# Directive
Reproduce all records exactly.

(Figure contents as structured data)
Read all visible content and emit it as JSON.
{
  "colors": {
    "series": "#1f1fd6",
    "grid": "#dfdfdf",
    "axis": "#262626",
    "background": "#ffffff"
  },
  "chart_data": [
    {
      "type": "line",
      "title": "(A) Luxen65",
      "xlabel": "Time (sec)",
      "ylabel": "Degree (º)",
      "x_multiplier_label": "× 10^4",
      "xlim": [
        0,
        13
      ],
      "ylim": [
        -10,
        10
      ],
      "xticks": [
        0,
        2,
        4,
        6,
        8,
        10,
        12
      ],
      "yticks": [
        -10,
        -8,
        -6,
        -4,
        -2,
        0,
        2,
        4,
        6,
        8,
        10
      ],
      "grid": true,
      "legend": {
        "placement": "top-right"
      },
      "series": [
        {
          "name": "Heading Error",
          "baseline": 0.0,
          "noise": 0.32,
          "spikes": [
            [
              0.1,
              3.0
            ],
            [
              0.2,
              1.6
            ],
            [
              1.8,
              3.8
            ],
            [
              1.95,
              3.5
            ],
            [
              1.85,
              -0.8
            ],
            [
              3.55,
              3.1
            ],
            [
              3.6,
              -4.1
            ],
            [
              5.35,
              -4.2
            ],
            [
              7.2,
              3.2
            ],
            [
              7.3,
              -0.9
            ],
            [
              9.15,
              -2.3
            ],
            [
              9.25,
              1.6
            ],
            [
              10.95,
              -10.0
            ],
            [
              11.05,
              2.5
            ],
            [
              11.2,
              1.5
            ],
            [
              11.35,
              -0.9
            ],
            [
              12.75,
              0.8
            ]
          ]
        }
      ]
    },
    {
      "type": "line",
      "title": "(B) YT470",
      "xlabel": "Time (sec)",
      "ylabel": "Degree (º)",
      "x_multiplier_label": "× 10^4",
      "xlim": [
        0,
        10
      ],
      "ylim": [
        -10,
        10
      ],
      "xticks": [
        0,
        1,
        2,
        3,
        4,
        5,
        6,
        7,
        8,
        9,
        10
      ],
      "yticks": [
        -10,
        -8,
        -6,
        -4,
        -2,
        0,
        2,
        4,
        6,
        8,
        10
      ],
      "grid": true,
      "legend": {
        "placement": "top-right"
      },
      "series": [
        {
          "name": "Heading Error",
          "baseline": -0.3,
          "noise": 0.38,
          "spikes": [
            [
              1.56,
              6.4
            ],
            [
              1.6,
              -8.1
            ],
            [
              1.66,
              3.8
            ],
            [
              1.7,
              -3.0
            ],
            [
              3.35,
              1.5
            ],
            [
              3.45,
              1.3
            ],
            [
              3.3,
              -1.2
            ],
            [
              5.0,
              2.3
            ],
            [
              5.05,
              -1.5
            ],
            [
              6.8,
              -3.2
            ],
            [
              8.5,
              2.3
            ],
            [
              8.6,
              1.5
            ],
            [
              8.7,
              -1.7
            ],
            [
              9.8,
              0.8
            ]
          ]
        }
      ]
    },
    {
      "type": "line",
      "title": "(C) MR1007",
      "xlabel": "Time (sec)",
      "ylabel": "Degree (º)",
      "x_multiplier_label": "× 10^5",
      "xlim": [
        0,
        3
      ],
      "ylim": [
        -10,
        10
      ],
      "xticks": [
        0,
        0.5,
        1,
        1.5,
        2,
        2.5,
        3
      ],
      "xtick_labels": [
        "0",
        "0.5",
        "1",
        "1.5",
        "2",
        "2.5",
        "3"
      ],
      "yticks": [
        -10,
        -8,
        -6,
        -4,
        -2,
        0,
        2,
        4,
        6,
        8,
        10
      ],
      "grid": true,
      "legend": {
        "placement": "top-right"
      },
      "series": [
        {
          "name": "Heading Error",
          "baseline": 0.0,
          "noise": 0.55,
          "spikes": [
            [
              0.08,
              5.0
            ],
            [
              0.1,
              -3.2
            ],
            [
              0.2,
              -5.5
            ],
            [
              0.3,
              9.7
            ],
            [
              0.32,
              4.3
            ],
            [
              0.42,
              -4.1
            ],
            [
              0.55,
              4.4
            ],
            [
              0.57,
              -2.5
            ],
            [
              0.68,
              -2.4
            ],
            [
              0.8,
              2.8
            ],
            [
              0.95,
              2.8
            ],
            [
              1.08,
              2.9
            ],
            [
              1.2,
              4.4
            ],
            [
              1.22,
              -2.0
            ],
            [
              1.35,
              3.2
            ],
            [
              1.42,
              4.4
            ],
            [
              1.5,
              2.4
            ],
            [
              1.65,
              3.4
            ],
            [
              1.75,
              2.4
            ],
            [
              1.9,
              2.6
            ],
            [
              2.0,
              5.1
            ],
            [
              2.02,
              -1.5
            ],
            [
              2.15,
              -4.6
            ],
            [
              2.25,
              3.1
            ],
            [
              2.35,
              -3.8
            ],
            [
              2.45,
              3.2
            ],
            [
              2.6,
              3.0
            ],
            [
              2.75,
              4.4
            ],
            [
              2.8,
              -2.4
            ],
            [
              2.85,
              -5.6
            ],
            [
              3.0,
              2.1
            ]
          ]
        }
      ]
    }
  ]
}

# Exercise output
Read all visible content and emit it as JSON.
{
  "colors": {
    "series": "#1f1fd6",
    "grid": "#dfdfdf",
    "axis": "#262626",
    "background": "#ffffff"
  },
  "chart_data": [
    {
      "type": "line",
      "title": "(A) Luxen65",
      "xlabel": "Time (sec)",
      "ylabel": "Degree (º)",
      "x_multiplier_label": "× 10^4",
      "xlim": [
        0,
        13
      ],
      "ylim": [
        -10,
        10
      ],
      "xticks": [
        0,
        2,
        4,
        6,
        8,
        10,
        12
      ],
      "yticks": [
        -10,
        -8,
        -6,
        -4,
        -2,
        0,
        2,
        4,
        6,
        8,
        10
      ],
      "grid": true,
      "legend": {
        "placement": "top-right"
      },
      "series": [
        {
          "name": "Heading Error",
          "baseline": 0.0,
          "noise": 0.32,
          "spikes": [
            [
              0.1,
              3.0
            ],
            [
              0.2,
              1.6
            ],
            [
              1.8,
              3.8
            ],
            [
              1.95,
              3.5
            ],
            [
              1.85,
              -0.8
            ],
            [
              3.55,
              3.1
            ],
            [
              3.6,
              -4.1
            ],
            [
              5.35,
              -4.2
            ],
            [
              7.2,
              3.2
            ],
            [
              7.3,
              -0.9
            ],
            [
              9.15,
              -2.3
            ],
            [
              9.25,
              1.6
            ],
            [
              10.95,
              -10.0
            ],
            [
              11.05,
              2.5
            ],
            [
              11.2,
              1.5
            ],
            [
              11.35,
              -0.9
            ],
            [
              12.75,
              0.8
            ]
          ]
        }
      ]
    },
    {
      "type": "line",
      "title": "(B) YT470",
      "xlabel": "Time (sec)",
      "ylabel": "Degree (º)",
      "x_multiplier_label": "× 10^4",
      "xlim": [
        0,
        10
      ],
      "ylim": [
        -10,
        10
      ],
      "xticks": [
        0,
        1,
        2,
        3,
        4,
        5,
        6,
        7,
        8,
        9,
        10
      ],
      "yticks": [
        -10,
        -8,
        -6,
        -4,
        -2,
        0,
        2,
        4,
        6,
        8,
        10
      ],
      "grid": true,
      "legend": {
        "placement": "top-right"
      },
      "series": [
        {
          "name": "Heading Error",
          "baseline": -0.3,
          "noise": 0.38,
          "spikes": [
            [
              1.56,
              6.4
            ],
            [
              1.6,
              -8.1
            ],
            [
              1.66,
              3.8
            ],
            [
              1.7,
              -3.0
            ],
            [
              3.35,
              1.5
            ],
            [
              3.45,
              1.3
            ],
            [
              3.3,
              -1.2
            ],
            [
              5.0,
              2.3
            ],
            [
              5.05,
              -1.5
            ],
            [
              6.8,
              -3.2
            ],
            [
              8.5,
              2.3
            ],
            [
              8.6,
              1.5
            ],
            [
              8.7,
              -1.7
            ],
            [
              9.8,
              0.8
            ]
          ]
        }
      ]
    },
    {
      "type": "line",
      "title": "(C) MR1007",
      "xlabel": "Time (sec)",
      "ylabel": "Degree (º)",
      "x_multiplier_label": "× 10^5",
      "xlim": [
        0,
        3
      ],
      "ylim": [
        -10,
        10
      ],
      "xticks": [
        0,
        0.5,
        1,
        1.5,
        2,
        2.5,
        3
      ],
      "xtick_labels": [
        "0",
        "0.5",
        "1",
        "1.5",
        "2",
        "2.5",
        "3"
      ],
      "yticks": [
        -10,
        -8,
        -6,
        -4,
        -2,
        0,
        2,
        4,
        6,
        8,
        10
      ],
      "grid": true,
      "legend": {
        "placement": "top-right"
      },
      "series": [
        {
          "name": "Heading Error",
          "baseline": 0.0,
          "noise": 0.55,
          "spikes": [
            [
              0.08,
              5.0
            ],
            [
              0.1,
              -3.2
            ],
            [
              0.2,
              -5.5
            ],
            [
              0.3,
              9.7
            ],
            [
              0.32,
              4.3
            ],
            [
              0.42,
              -4.1
            ],
            [
              0.55,
              4.4
            ],
            [
              0.57,
              -2.5
            ],
            [
              0.68,
              -2.4
            ],
            [
              0.8,
              2.8
            ],
            [
              0.95,
              2.8
            ],
            [
              1.08,
              2.9
            ],
            [
              1.2,
              4.4
            ],
            [
              1.22,
              -2.0
            ],
            [
              1.35,
              3.2
            ],
            [
              1.42,
              4.4
            ],
            [
              1.5,
              2.4
            ],
            [
              1.65,
              3.4
            ],
            [
              1.75,
              2.4
            ],
            [
              1.9,
              2.6
            ],
            [
              2.0,
              5.1
            ],
            [
              2.02,
              -1.5
            ],
            [
              2.15,
              -4.6
            ],
            [
              2.25,
              3.1
            ],
            [
              2.35,
              -3.8
            ],
            [
              2.45,
              3.2
            ],
            [
              2.6,
              3.0
            ],
            [
              2.75,
              4.4
            ],
            [
              2.8,
              -2.4
            ],
            [
              2.85,
              -5.6
            ],
            [
              3.0,
              2.1
            ]
          ]
        }
      ]
    }
  ]
}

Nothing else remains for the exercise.